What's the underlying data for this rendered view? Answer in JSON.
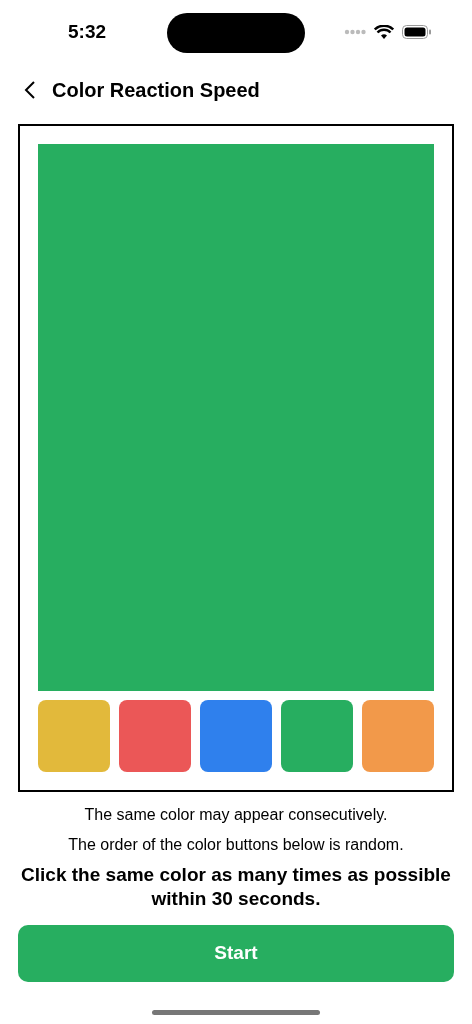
{
  "status_bar": {
    "time": "5:32"
  },
  "header": {
    "title": "Color Reaction Speed"
  },
  "display": {
    "color": "#27ae60"
  },
  "color_buttons": [
    {
      "color": "#e2b93b"
    },
    {
      "color": "#eb5757"
    },
    {
      "color": "#2f80ed"
    },
    {
      "color": "#27ae60"
    },
    {
      "color": "#f2994a"
    }
  ],
  "notes": [
    "The same color may appear consecutively.",
    "The order of the color buttons below is random."
  ],
  "instruction": "Click the same color as many times as possible within 30 seconds.",
  "start_button": {
    "label": "Start"
  }
}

**Given instruction**
Without including any picture, repeat the data exactly.

**Full response**
What's the underlying data for this rendered view? Answer in JSON.
{
  "status_bar": {
    "time": "5:32"
  },
  "header": {
    "title": "Color Reaction Speed"
  },
  "display": {
    "color": "#27ae60"
  },
  "color_buttons": [
    {
      "color": "#e2b93b"
    },
    {
      "color": "#eb5757"
    },
    {
      "color": "#2f80ed"
    },
    {
      "color": "#27ae60"
    },
    {
      "color": "#f2994a"
    }
  ],
  "notes": [
    "The same color may appear consecutively.",
    "The order of the color buttons below is random."
  ],
  "instruction": "Click the same color as many times as possible within 30 seconds.",
  "start_button": {
    "label": "Start"
  }
}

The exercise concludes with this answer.